%%
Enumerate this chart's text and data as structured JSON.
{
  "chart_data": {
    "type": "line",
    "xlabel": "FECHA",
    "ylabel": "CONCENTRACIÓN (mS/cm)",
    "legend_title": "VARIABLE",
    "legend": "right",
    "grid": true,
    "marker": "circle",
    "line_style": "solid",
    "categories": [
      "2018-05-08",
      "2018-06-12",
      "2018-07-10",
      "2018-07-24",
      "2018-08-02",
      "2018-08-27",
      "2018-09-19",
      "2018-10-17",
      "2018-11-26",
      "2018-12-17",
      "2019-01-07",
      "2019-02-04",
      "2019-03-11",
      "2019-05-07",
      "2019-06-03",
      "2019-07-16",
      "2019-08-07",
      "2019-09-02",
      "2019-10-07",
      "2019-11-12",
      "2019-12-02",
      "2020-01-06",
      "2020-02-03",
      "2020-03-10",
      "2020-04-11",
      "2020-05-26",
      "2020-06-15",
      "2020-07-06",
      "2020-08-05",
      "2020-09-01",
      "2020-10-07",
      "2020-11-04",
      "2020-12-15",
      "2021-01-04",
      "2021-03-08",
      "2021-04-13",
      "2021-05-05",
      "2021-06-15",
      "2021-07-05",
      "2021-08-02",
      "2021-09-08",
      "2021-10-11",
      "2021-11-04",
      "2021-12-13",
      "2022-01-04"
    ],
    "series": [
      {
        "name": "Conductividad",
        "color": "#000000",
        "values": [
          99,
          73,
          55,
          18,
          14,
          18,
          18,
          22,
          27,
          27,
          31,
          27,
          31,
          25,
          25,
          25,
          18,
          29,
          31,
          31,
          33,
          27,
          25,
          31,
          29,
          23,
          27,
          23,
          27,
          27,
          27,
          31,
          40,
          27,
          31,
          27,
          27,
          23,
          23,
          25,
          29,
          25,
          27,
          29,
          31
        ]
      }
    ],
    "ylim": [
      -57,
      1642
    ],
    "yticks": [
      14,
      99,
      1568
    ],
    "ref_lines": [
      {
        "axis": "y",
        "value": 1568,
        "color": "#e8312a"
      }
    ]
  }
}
%%
# BRIEF
All of the lines above must be returned exactly.

# SOLUTION TO THE PROBLEM
Enumerate this chart's text and data as structured JSON.
{
  "chart_data": {
    "type": "line",
    "xlabel": "FECHA",
    "ylabel": "CONCENTRACIÓN (mS/cm)",
    "legend_title": "VARIABLE",
    "legend": "right",
    "grid": true,
    "marker": "circle",
    "line_style": "solid",
    "categories": [
      "2018-05-08",
      "2018-06-12",
      "2018-07-10",
      "2018-07-24",
      "2018-08-02",
      "2018-08-27",
      "2018-09-19",
      "2018-10-17",
      "2018-11-26",
      "2018-12-17",
      "2019-01-07",
      "2019-02-04",
      "2019-03-11",
      "2019-05-07",
      "2019-06-03",
      "2019-07-16",
      "2019-08-07",
      "2019-09-02",
      "2019-10-07",
      "2019-11-12",
      "2019-12-02",
      "2020-01-06",
      "2020-02-03",
      "2020-03-10",
      "2020-04-11",
      "2020-05-26",
      "2020-06-15",
      "2020-07-06",
      "2020-08-05",
      "2020-09-01",
      "2020-10-07",
      "2020-11-04",
      "2020-12-15",
      "2021-01-04",
      "2021-03-08",
      "2021-04-13",
      "2021-05-05",
      "2021-06-15",
      "2021-07-05",
      "2021-08-02",
      "2021-09-08",
      "2021-10-11",
      "2021-11-04",
      "2021-12-13",
      "2022-01-04"
    ],
    "series": [
      {
        "name": "Conductividad",
        "color": "#000000",
        "values": [
          99,
          73,
          55,
          18,
          14,
          18,
          18,
          22,
          27,
          27,
          31,
          27,
          31,
          25,
          25,
          25,
          18,
          29,
          31,
          31,
          33,
          27,
          25,
          31,
          29,
          23,
          27,
          23,
          27,
          27,
          27,
          31,
          40,
          27,
          31,
          27,
          27,
          23,
          23,
          25,
          29,
          25,
          27,
          29,
          31
        ]
      }
    ],
    "ylim": [
      -57,
      1642
    ],
    "yticks": [
      14,
      99,
      1568
    ],
    "ref_lines": [
      {
        "axis": "y",
        "value": 1568,
        "color": "#e8312a"
      }
    ]
  }
}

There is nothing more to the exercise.